WHAT TO PRODUCE ->
Single out the lines of the material that contain "Card" and copy them.
— start of EXTRACTED INFORMATION —
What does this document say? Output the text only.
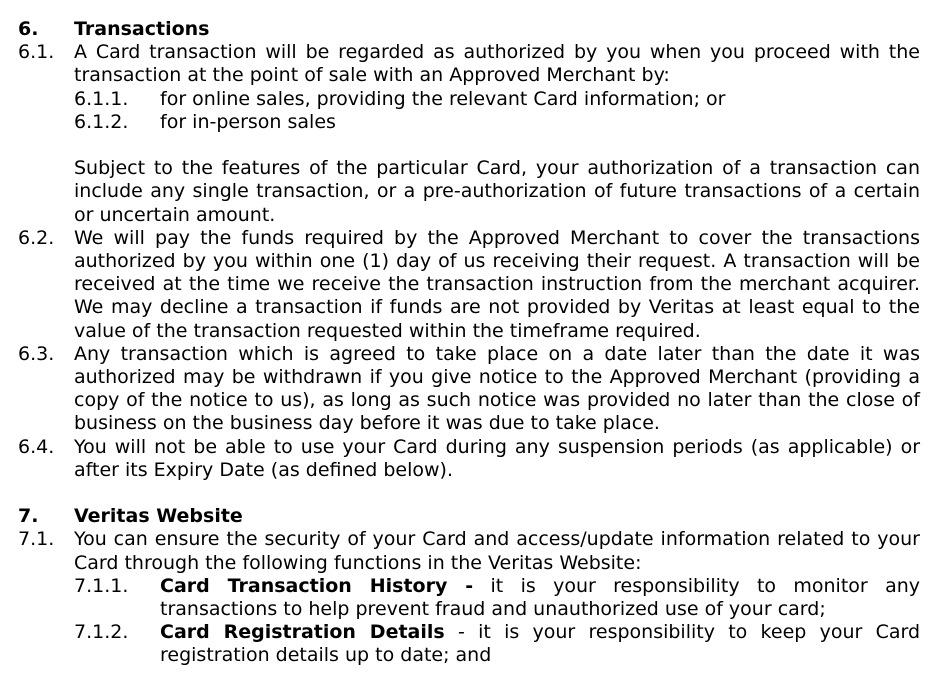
6.	Transactions
6.1.	A Card transaction will be regarded as authorized by you when you proceed with the transaction at the point of sale with an Approved Merchant by:
6.1.1.	for online sales, providing the relevant Card information; or
6.1.2.	for in-person sales
Subject to the features of the particular Card, your authorization of a transaction can include any single transaction, or a pre-authorization of future transactions of a certain or uncertain amount.
6.2.	We will pay the funds required by the Approved Merchant to cover the transactions authorized by you within one (1) day of us receiving their request. A transaction will be received at the time we receive the transaction instruction from the merchant acquirer. We may decline a transaction if funds are not provided by Veritas at least equal to the value of the transaction requested within the timeframe required.
6.3.	Any transaction which is agreed to take place on a date later than the date it was authorized may be withdrawn if you give notice to the Approved Merchant (providing a copy of the notice to us), as long as such notice was provided no later than the close of business on the business day before it was due to take place.
6.4.	You will not be able to use your Card during any suspension periods (as applicable) or after its Expiry Date (as defined below).
7.	Veritas Website
7.1.	You can ensure the security of your Card and access/update information related to your Card through the following functions in the Veritas Website:
7.1.1.	Card Transaction History - it is your responsibility to monitor any transactions to help prevent fraud and unauthorized use of your card;
7.1.2.	Card Registration Details - it is your responsibility to keep your Card registration details up to date; and
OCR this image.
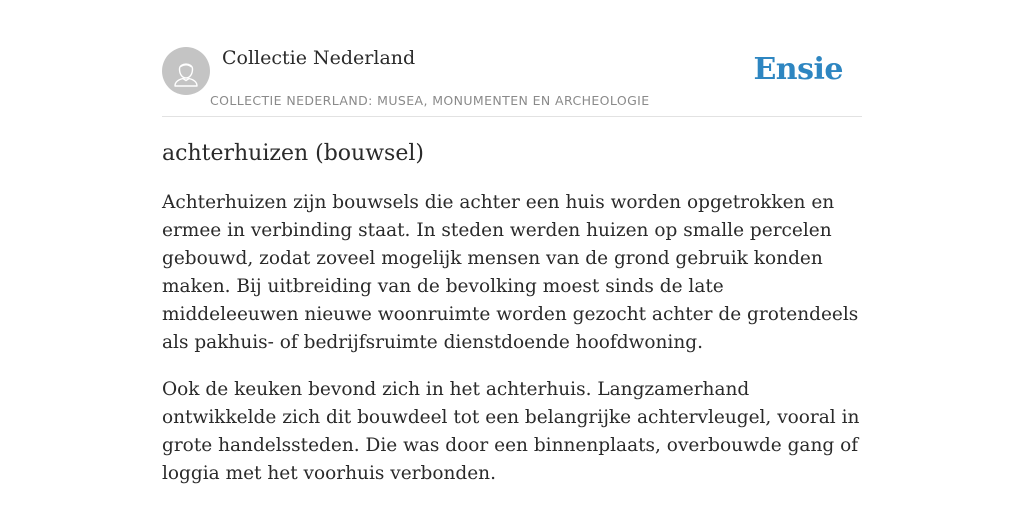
Collectie Nederland
COLLECTIE NEDERLAND: MUSEA, MONUMENTEN EN ARCHEOLOGIE
Ensie
achterhuizen (bouwsel)

Achterhuizen zijn bouwsels die achter een huis worden opgetrokken en ermee in verbinding staat. In steden werden huizen op smalle percelen gebouwd, zodat zoveel mogelijk mensen van de grond gebruik konden maken. Bij uitbreiding van de bevolking moest sinds de late middeleeuwen nieuwe woonruimte worden gezocht achter de grotendeels als pakhuis- of bedrijfsruimte dienstdoende hoofdwoning.

Ook de keuken bevond zich in het achterhuis. Langzamerhand ontwikkelde zich dit bouwdeel tot een belangrijke achtervleugel, vooral in grote handelssteden. Die was door een binnenplaats, overbouwde gang of loggia met het voorhuis verbonden.
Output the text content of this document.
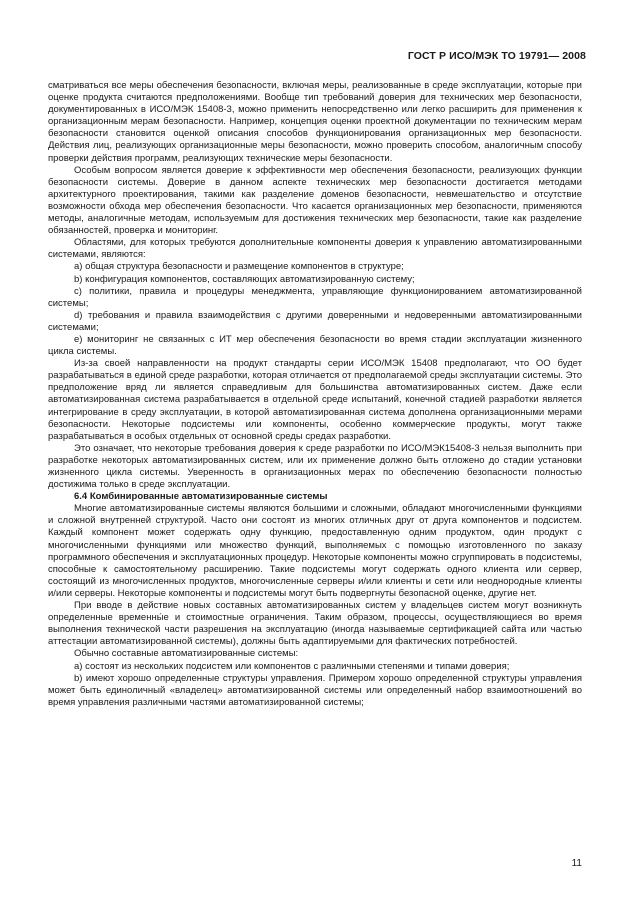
ГОСТ Р ИСО/МЭК ТО 19791— 2008

сматриваться все меры обеспечения безопасности, включая меры, реализованные в среде эксплуатации, которые при оценке продукта считаются предположениями. Вообще тип требований доверия для технических мер безопасности, документированных в ИСО/МЭК 15408-3, можно применить непосредственно или легко расширить для применения к организационным мерам безопасности. Например, концепция оценки проектной документации по техническим мерам безопасности становится оценкой описания способов функционирования организационных мер безопасности. Действия лиц, реализующих организационные меры безопасности, можно проверить способом, аналогичным способу проверки действия программ, реализующих технические меры безопасности.

Особым вопросом является доверие к эффективности мер обеспечения безопасности, реализующих функции безопасности системы. Доверие в данном аспекте технических мер безопасности достигается методами архитектурного проектирования, такими как разделение доменов безопасности, невмешательство и отсутствие возможности обхода мер обеспечения безопасности. Что касается организационных мер безопасности, применяются методы, аналогичные методам, используемым для достижения технических мер безопасности, такие как разделение обязанностей, проверка и мониторинг.

Областями, для которых требуются дополнительные компоненты доверия к управлению автоматизированными системами, являются:

a) общая структура безопасности и размещение компонентов в структуре;

b) конфигурация компонентов, составляющих автоматизированную систему;

c) политики, правила и процедуры менеджмента, управляющие функционированием автоматизированной системы;

d) требования и правила взаимодействия с другими доверенными и недоверенными автоматизированными системами;

e) мониторинг не связанных с ИТ мер обеспечения безопасности во время стадии эксплуатации жизненного цикла системы.

Из-за своей направленности на продукт стандарты серии ИСО/МЭК 15408 предполагают, что ОО будет разрабатываться в единой среде разработки, которая отличается от предполагаемой среды эксплуатации системы. Это предположение вряд ли является справедливым для большинства автоматизированных систем. Даже если автоматизированная система разрабатывается в отдельной среде испытаний, конечной стадией разработки является интегрирование в среду эксплуатации, в которой автоматизированная система дополнена организационными мерами безопасности. Некоторые подсистемы или компоненты, особенно коммерческие продукты, могут также разрабатываться в особых отдельных от основной среды средах разработки.

Это означает, что некоторые требования доверия к среде разработки по ИСО/МЭК15408-3 нельзя выполнить при разработке некоторых автоматизированных систем, или их применение должно быть отложено до стадии установки жизненного цикла системы. Уверенность в организационных мерах по обеспечению безопасности полностью достижима только в среде эксплуатации.

6.4 Комбинированные автоматизированные системы

Многие автоматизированные системы являются большими и сложными, обладают многочисленными функциями и сложной внутренней структурой. Часто они состоят из многих отличных друг от друга компонентов и подсистем. Каждый компонент может содержать одну функцию, предоставленную одним продуктом, один продукт с многочисленными функциями или множество функций, выполняемых с помощью изготовленного по заказу программного обеспечения и эксплуатационных процедур. Некоторые компоненты можно сгруппировать в подсистемы, способные к самостоятельному расширению. Такие подсистемы могут содержать одного клиента или сервер, состоящий из многочисленных продуктов, многочисленные серверы и/или клиенты и сети или неоднородные клиенты и/или серверы. Некоторые компоненты и подсистемы могут быть подвергнуты безопасной оценке, другие нет.

При вводе в действие новых составных автоматизированных систем у владельцев систем могут возникнуть определенные временны́е и стоимостные ограничения. Таким образом, процессы, осуществляющиеся во время выполнения технической части разрешения на эксплуатацию (иногда называемые сертификацией сайта или частью аттестации автоматизированной системы), должны быть адаптируемыми для фактических потребностей.

Обычно составные автоматизированные системы:

a) состоят из нескольких подсистем или компонентов с различными степенями и типами доверия;

b) имеют хорошо определенные структуры управления. Примером хорошо определенной структуры управления может быть единоличный «владелец» автоматизированной системы или определенный набор взаимоотношений во время управления различными частями автоматизированной системы;

11
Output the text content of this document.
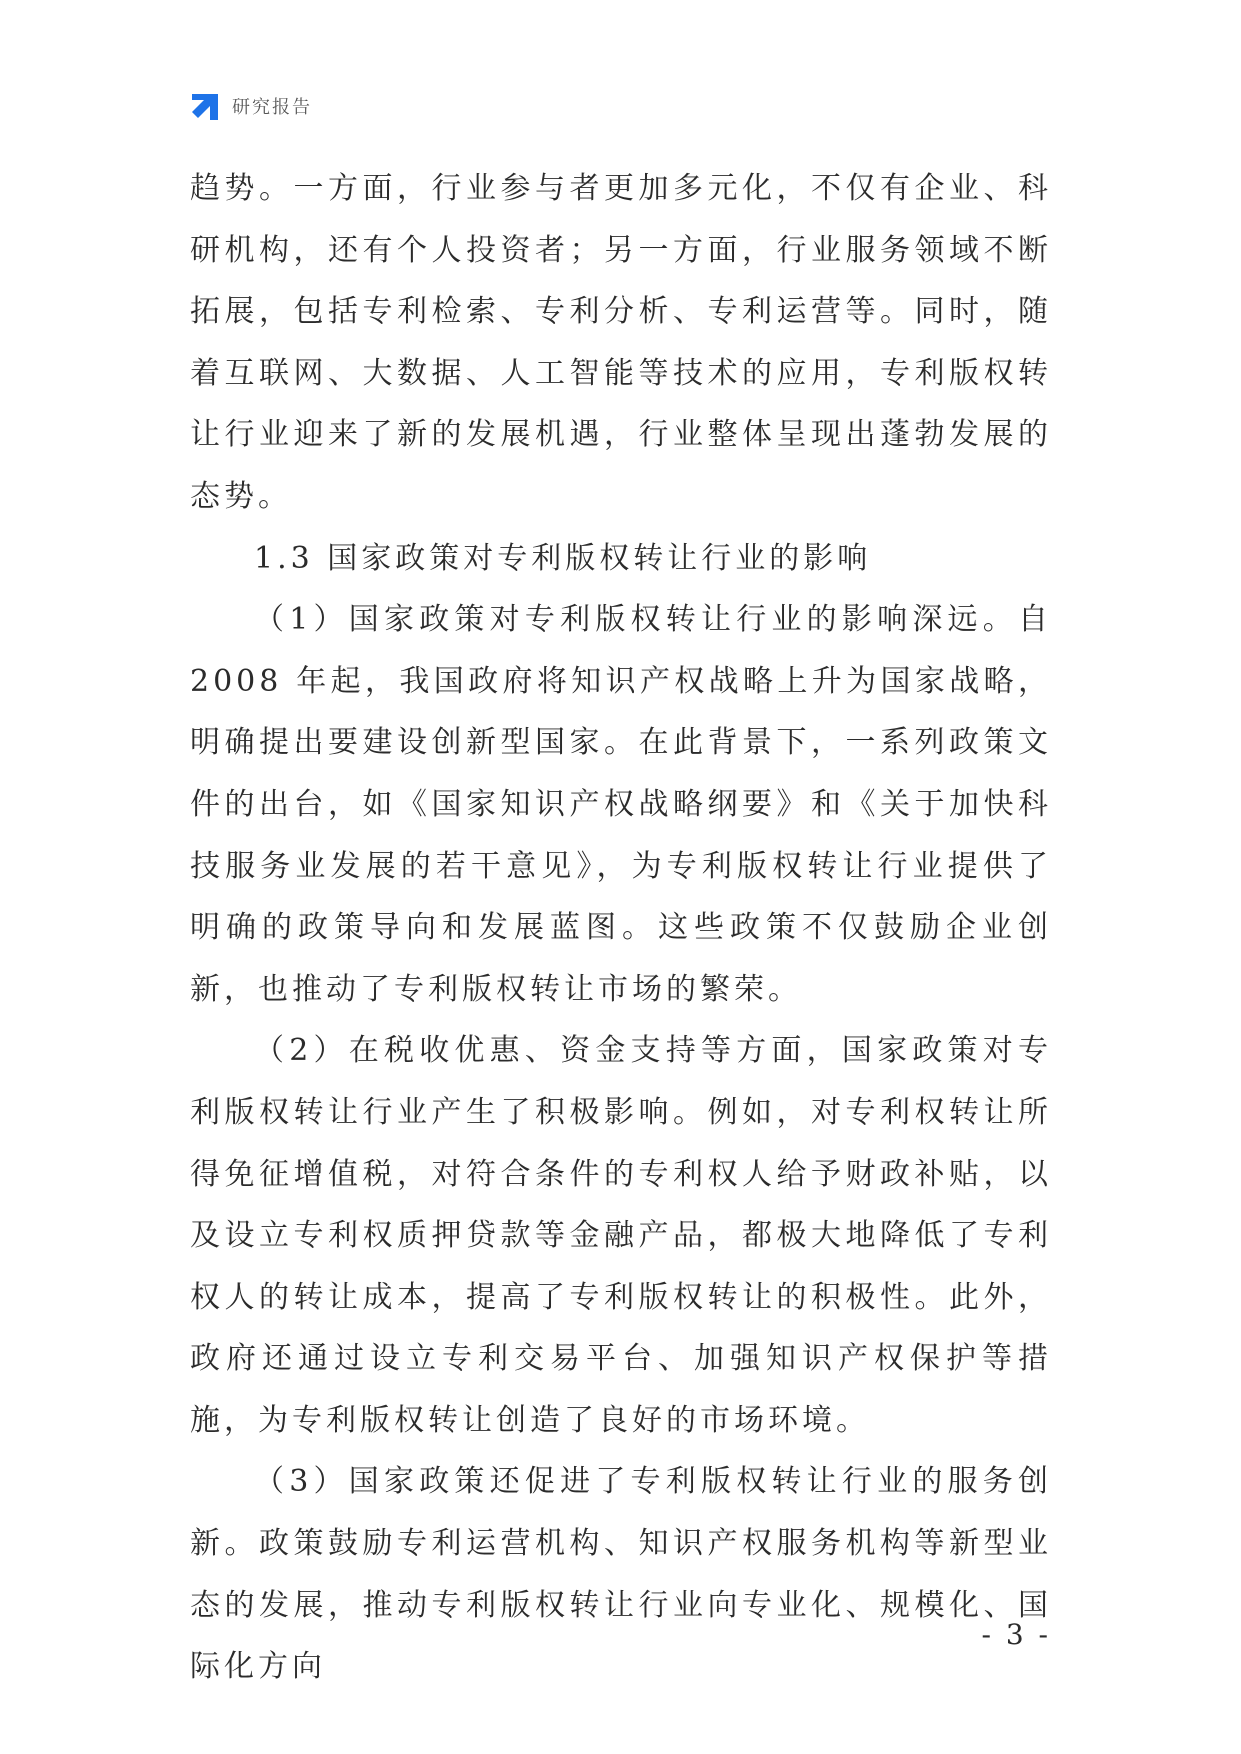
研究报告

趋势。一方面，行业参与者更加多元化，不仅有企业、科研机构，还有个人投资者；另一方面，行业服务领域不断拓展，包括专利检索、专利分析、专利运营等。同时，随着互联网、大数据、人工智能等技术的应用，专利版权转让行业迎来了新的发展机遇，行业整体呈现出蓬勃发展的态势。

1.3 国家政策对专利版权转让行业的影响

（1）国家政策对专利版权转让行业的影响深远。自 2008 年起，我国政府将知识产权战略上升为国家战略，明确提出要建设创新型国家。在此背景下，一系列政策文件的出台，如《国家知识产权战略纲要》和《关于加快科技服务业发展的若干意见》，为专利版权转让行业提供了明确的政策导向和发展蓝图。这些政策不仅鼓励企业创新，也推动了专利版权转让市场的繁荣。

（2）在税收优惠、资金支持等方面，国家政策对专利版权转让行业产生了积极影响。例如，对专利权转让所得免征增值税，对符合条件的专利权人给予财政补贴，以及设立专利权质押贷款等金融产品，都极大地降低了专利权人的转让成本，提高了专利版权转让的积极性。此外，政府还通过设立专利交易平台、加强知识产权保护等措施，为专利版权转让创造了良好的市场环境。

（3）国家政策还促进了专利版权转让行业的服务创新。政策鼓励专利运营机构、知识产权服务机构等新型业态的发展，推动专利版权转让行业向专业化、规模化、国际化方向

- 3 -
— end of EXTRACTED INFORMATION —
ANSWER TO THIS PROBLEM ->
6.1.	A Card transaction will be regarded as authorized by you when you proceed with the transaction at the point of sale with an Approved Merchant by:
6.1.1.	for online sales, providing the relevant Card information; or
Subject to the features of the particular Card, your authorization of a transaction can include any single transaction, or a pre-authorization of future transactions of a certain or uncertain amount.
6.4.	You will not be able to use your Card during any suspension periods (as applicable) or after its Expiry Date (as defined below).
7.1.	You can ensure the security of your Card and access/update information related to your Card through the following functions in the Veritas Website:
7.1.1.	Card Transaction History - it is your responsibility to monitor any transactions to help prevent fraud and unauthorized use of your card;
7.1.2.	Card Registration Details - it is your responsibility to keep your Card registration details up to date; and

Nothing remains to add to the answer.